--- start EXERCISE INPUTS ---

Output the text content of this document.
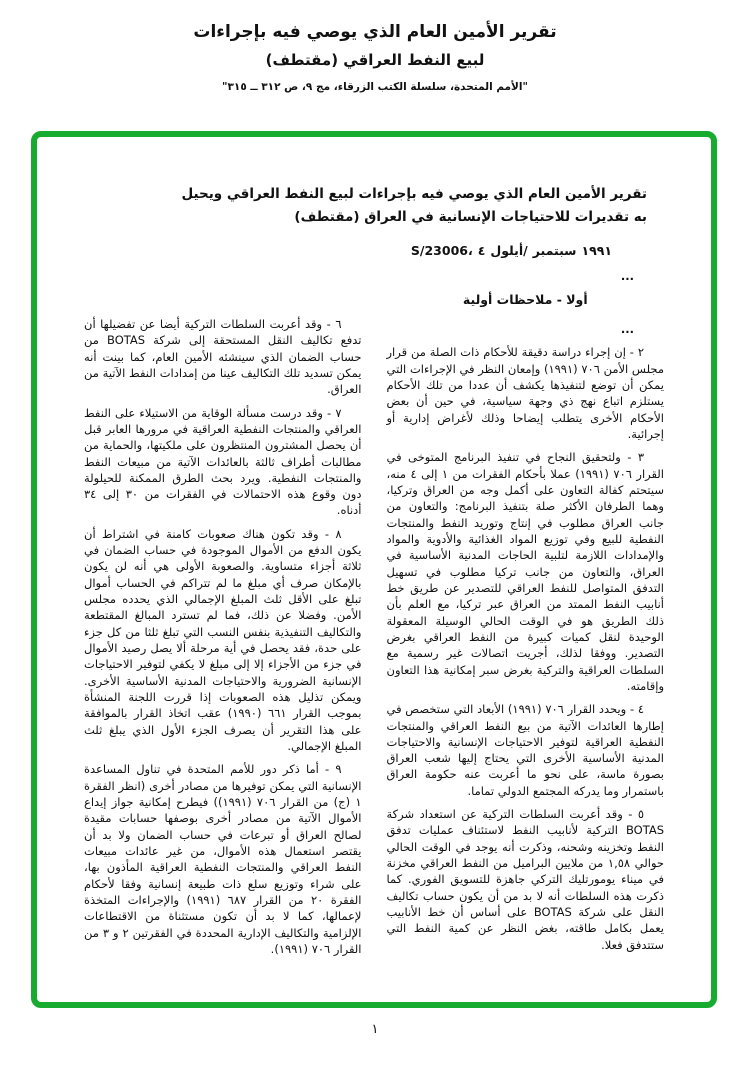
تقرير الأمين العام الذي يوصي فيه بإجراءات
لبيع النفط العراقي (مقتطف)
"الأمم المتحدة، سلسلة الكتب الزرقاء، مج ٩، ص ٣١٢ ــ ٣١٥"
تقرير الأمين العام الذي يوصي فيه بإجراءات لبيع النفط العراقي ويحيل
به تقديرات للاحتياجات الإنسانية في العراق (مقتطف)
S/23006، ٤ أيلول/ سبتمبر ١٩٩١

...

أولا - ملاحظات أولية

...

٢ - إن إجراء دراسة دقيقة للأحكام ذات الصلة من قرار مجلس الأمن ٧٠٦ (١٩٩١) وإمعان النظر في الإجراءات التي يمكن أن توضع لتنفيذها يكشف أن عددا من تلك الأحكام يستلزم اتباع نهج ذي وجهة سياسية، في حين أن بعض الأحكام الأخرى يتطلب إيضاحا وذلك لأغراض إدارية أو إجرائية.

٣ - ولتحقيق النجاح في تنفيذ البرنامج المتوخى في القرار ٧٠٦ (١٩٩١) عملا بأحكام الفقرات من ١ إلى ٤ منه، سيتحتم كفالة التعاون على أكمل وجه من العراق وتركيا، وهما الطرفان الأكثر صلة بتنفيذ البرنامج: والتعاون من جانب العراق مطلوب في إنتاج وتوريد النفط والمنتجات النفطية للبيع وفي توزيع المواد الغذائية والأدوية والمواد والإمدادات اللازمة لتلبية الحاجات المدنية الأساسية في العراق، والتعاون من جانب تركيا مطلوب في تسهيل التدفق المتواصل للنفط العراقي للتصدير عن طريق خط أنابيب النفط الممتد من العراق عبر تركيا، مع العلم بأن ذلك الطريق هو في الوقت الحالي الوسيلة المعقولة الوحيدة لنقل كميات كبيرة من النفط العراقي بغرض التصدير. ووفقا لذلك، أجريت اتصالات غير رسمية مع السلطات العراقية والتركية بغرض سبر إمكانية هذا التعاون وإقامته.

٤ - ويحدد القرار ٧٠٦ (١٩٩١) الأبعاد التي ستخصص في إطارها العائدات الآتية من بيع النفط العراقي والمنتجات النفطية العراقية لتوفير الاحتياجات الإنسانية والاحتياجات المدنية الأساسية الأخرى التي يحتاج إليها شعب العراق بصورة ماسة، على نحو ما أعربت عنه حكومة العراق باستمرار وما يدركه المجتمع الدولي تماما.

٥ - وقد أعربت السلطات التركية عن استعداد شركة BOTAS التركية لأنابيب النفط لاستئناف عمليات تدفق النفط وتخزينه وشحنه، وذكرت أنه يوجد في الوقت الحالي حوالي ١,٥٨ من ملايين البراميل من النفط العراقي مخزنة في ميناء يومورتليك التركي جاهزة للتسويق الفوري. كما ذكرت هذه السلطات أنه لا بد من أن يكون حساب تكاليف النقل على شركة BOTAS على أساس أن خط الأنابيب يعمل بكامل طاقته، بغض النظر عن كمية النفط التي ستتدفق فعلا.

٦ - وقد أعربت السلطات التركية أيضا عن تفضيلها أن تدفع تكاليف النقل المستحقة إلى شركة BOTAS من حساب الضمان الذي سينشئه الأمين العام، كما بينت أنه يمكن تسديد تلك التكاليف عينا من إمدادات النفط الآتية من العراق.

٧ - وقد درست مسألة الوقاية من الاستيلاء على النفط العراقي والمنتجات النفطية العراقية في مرورها العابر قبل أن يحصل المشترون المنتظرون على ملكيتها، والحماية من مطالبات أطراف ثالثة بالعائدات الآتية من مبيعات النفط والمنتجات النفطية. ويرد بحث الطرق الممكنة للحيلولة دون وقوع هذه الاحتمالات في الفقرات من ٣٠ إلى ٣٤ أدناه.

٨ - وقد تكون هناك صعوبات كامنة في اشتراط أن يكون الدفع من الأموال الموجودة في حساب الضمان في ثلاثة أجزاء متساوية. والصعوبة الأولى هي أنه لن يكون بالإمكان صرف أي مبلغ ما لم تتراكم في الحساب أموال تبلغ على الأقل ثلث المبلغ الإجمالي الذي يحدده مجلس الأمن. وفضلا عن ذلك، فما لم تسترد المبالغ المقتطعة والتكاليف التنفيذية بنفس النسب التي تبلغ ثلثا من كل جزء على حدة، فقد يحصل في أية مرحلة ألا يصل رصيد الأموال في جزء من الأجزاء إلا إلى مبلغ لا يكفي لتوفير الاحتياجات الإنسانية الضرورية والاحتياجات المدنية الأساسية الأخرى. ويمكن تذليل هذه الصعوبات إذا قررت اللجنة المنشأة بموجب القرار ٦٦١ (١٩٩٠) عقب اتخاذ القرار بالموافقة على هذا التقرير أن يصرف الجزء الأول الذي يبلغ ثلث المبلغ الإجمالي.

٩ - أما ذكر دور للأمم المتحدة في تناول المساعدة الإنسانية التي يمكن توفيرها من مصادر أخرى (انظر الفقرة ١ (ج) من القرار ٧٠٦ (١٩٩١)) فيطرح إمكانية جواز إيداع الأموال الآتية من مصادر أخرى بوصفها حسابات مقيدة لصالح العراق أو تبرعات في حساب الضمان ولا بد أن يقتصر استعمال هذه الأموال، من غير عائدات مبيعات النفط العراقي والمنتجات النفطية العراقية المأذون بها، على شراء وتوزيع سلع ذات طبيعة إنسانية وفقا لأحكام الفقرة ٢٠ من القرار ٦٨٧ (١٩٩١) والإجراءات المتخذة لإعمالها، كما لا بد أن تكون مستثناة من الاقتطاعات الإلزامية والتكاليف الإدارية المحددة في الفقرتين ٢ و ٣ من القرار ٧٠٦ (١٩٩١).

١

--- end EXERCISE INPUTS ---

WHAT YOU SHOULD DO -
The listing above needs to be output again exactly. Don't include the pictures.

FINAL ANSWER -
Output the text content of this document.
تقرير الأمين العام الذي يوصي فيه بإجراءات
لبيع النفط العراقي (مقتطف)
"الأمم المتحدة، سلسلة الكتب الزرقاء، مج ٩، ص ٣١٢ ــ ٣١٥"
تقرير الأمين العام الذي يوصي فيه بإجراءات لبيع النفط العراقي ويحيل
به تقديرات للاحتياجات الإنسانية في العراق (مقتطف)
S/23006، ٤ أيلول/ سبتمبر ١٩٩١

...

أولا - ملاحظات أولية

...

٢ - إن إجراء دراسة دقيقة للأحكام ذات الصلة من قرار مجلس الأمن ٧٠٦ (١٩٩١) وإمعان النظر في الإجراءات التي يمكن أن توضع لتنفيذها يكشف أن عددا من تلك الأحكام يستلزم اتباع نهج ذي وجهة سياسية، في حين أن بعض الأحكام الأخرى يتطلب إيضاحا وذلك لأغراض إدارية أو إجرائية.

٣ - ولتحقيق النجاح في تنفيذ البرنامج المتوخى في القرار ٧٠٦ (١٩٩١) عملا بأحكام الفقرات من ١ إلى ٤ منه، سيتحتم كفالة التعاون على أكمل وجه من العراق وتركيا، وهما الطرفان الأكثر صلة بتنفيذ البرنامج: والتعاون من جانب العراق مطلوب في إنتاج وتوريد النفط والمنتجات النفطية للبيع وفي توزيع المواد الغذائية والأدوية والمواد والإمدادات اللازمة لتلبية الحاجات المدنية الأساسية في العراق، والتعاون من جانب تركيا مطلوب في تسهيل التدفق المتواصل للنفط العراقي للتصدير عن طريق خط أنابيب النفط الممتد من العراق عبر تركيا، مع العلم بأن ذلك الطريق هو في الوقت الحالي الوسيلة المعقولة الوحيدة لنقل كميات كبيرة من النفط العراقي بغرض التصدير. ووفقا لذلك، أجريت اتصالات غير رسمية مع السلطات العراقية والتركية بغرض سبر إمكانية هذا التعاون وإقامته.

٤ - ويحدد القرار ٧٠٦ (١٩٩١) الأبعاد التي ستخصص في إطارها العائدات الآتية من بيع النفط العراقي والمنتجات النفطية العراقية لتوفير الاحتياجات الإنسانية والاحتياجات المدنية الأساسية الأخرى التي يحتاج إليها شعب العراق بصورة ماسة، على نحو ما أعربت عنه حكومة العراق باستمرار وما يدركه المجتمع الدولي تماما.

٥ - وقد أعربت السلطات التركية عن استعداد شركة BOTAS التركية لأنابيب النفط لاستئناف عمليات تدفق النفط وتخزينه وشحنه، وذكرت أنه يوجد في الوقت الحالي حوالي ١,٥٨ من ملايين البراميل من النفط العراقي مخزنة في ميناء يومورتليك التركي جاهزة للتسويق الفوري. كما ذكرت هذه السلطات أنه لا بد من أن يكون حساب تكاليف النقل على شركة BOTAS على أساس أن خط الأنابيب يعمل بكامل طاقته، بغض النظر عن كمية النفط التي ستتدفق فعلا.

٦ - وقد أعربت السلطات التركية أيضا عن تفضيلها أن تدفع تكاليف النقل المستحقة إلى شركة BOTAS من حساب الضمان الذي سينشئه الأمين العام، كما بينت أنه يمكن تسديد تلك التكاليف عينا من إمدادات النفط الآتية من العراق.

٧ - وقد درست مسألة الوقاية من الاستيلاء على النفط العراقي والمنتجات النفطية العراقية في مرورها العابر قبل أن يحصل المشترون المنتظرون على ملكيتها، والحماية من مطالبات أطراف ثالثة بالعائدات الآتية من مبيعات النفط والمنتجات النفطية. ويرد بحث الطرق الممكنة للحيلولة دون وقوع هذه الاحتمالات في الفقرات من ٣٠ إلى ٣٤ أدناه.

٨ - وقد تكون هناك صعوبات كامنة في اشتراط أن يكون الدفع من الأموال الموجودة في حساب الضمان في ثلاثة أجزاء متساوية. والصعوبة الأولى هي أنه لن يكون بالإمكان صرف أي مبلغ ما لم تتراكم في الحساب أموال تبلغ على الأقل ثلث المبلغ الإجمالي الذي يحدده مجلس الأمن. وفضلا عن ذلك، فما لم تسترد المبالغ المقتطعة والتكاليف التنفيذية بنفس النسب التي تبلغ ثلثا من كل جزء على حدة، فقد يحصل في أية مرحلة ألا يصل رصيد الأموال في جزء من الأجزاء إلا إلى مبلغ لا يكفي لتوفير الاحتياجات الإنسانية الضرورية والاحتياجات المدنية الأساسية الأخرى. ويمكن تذليل هذه الصعوبات إذا قررت اللجنة المنشأة بموجب القرار ٦٦١ (١٩٩٠) عقب اتخاذ القرار بالموافقة على هذا التقرير أن يصرف الجزء الأول الذي يبلغ ثلث المبلغ الإجمالي.

٩ - أما ذكر دور للأمم المتحدة في تناول المساعدة الإنسانية التي يمكن توفيرها من مصادر أخرى (انظر الفقرة ١ (ج) من القرار ٧٠٦ (١٩٩١)) فيطرح إمكانية جواز إيداع الأموال الآتية من مصادر أخرى بوصفها حسابات مقيدة لصالح العراق أو تبرعات في حساب الضمان ولا بد أن يقتصر استعمال هذه الأموال، من غير عائدات مبيعات النفط العراقي والمنتجات النفطية العراقية المأذون بها، على شراء وتوزيع سلع ذات طبيعة إنسانية وفقا لأحكام الفقرة ٢٠ من القرار ٦٨٧ (١٩٩١) والإجراءات المتخذة لإعمالها، كما لا بد أن تكون مستثناة من الاقتطاعات الإلزامية والتكاليف الإدارية المحددة في الفقرتين ٢ و ٣ من القرار ٧٠٦ (١٩٩١).

١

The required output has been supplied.